**Direction:**
State the number of lines where "horizontal" appears. Add nothing else.

**Data listing:**
-------------------------
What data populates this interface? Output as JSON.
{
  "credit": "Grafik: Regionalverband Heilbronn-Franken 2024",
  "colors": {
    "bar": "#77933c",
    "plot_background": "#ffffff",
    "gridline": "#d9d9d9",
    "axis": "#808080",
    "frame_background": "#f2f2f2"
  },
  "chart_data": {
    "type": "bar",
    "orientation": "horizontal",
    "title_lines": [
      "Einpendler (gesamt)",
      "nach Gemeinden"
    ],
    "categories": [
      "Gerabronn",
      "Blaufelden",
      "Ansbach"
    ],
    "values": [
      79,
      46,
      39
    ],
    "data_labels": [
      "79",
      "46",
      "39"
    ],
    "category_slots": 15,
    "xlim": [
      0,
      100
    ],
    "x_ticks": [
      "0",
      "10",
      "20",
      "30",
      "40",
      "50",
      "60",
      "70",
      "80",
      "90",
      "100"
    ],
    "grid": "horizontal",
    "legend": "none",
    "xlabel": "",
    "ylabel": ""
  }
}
-------------------------
**Final result:**
2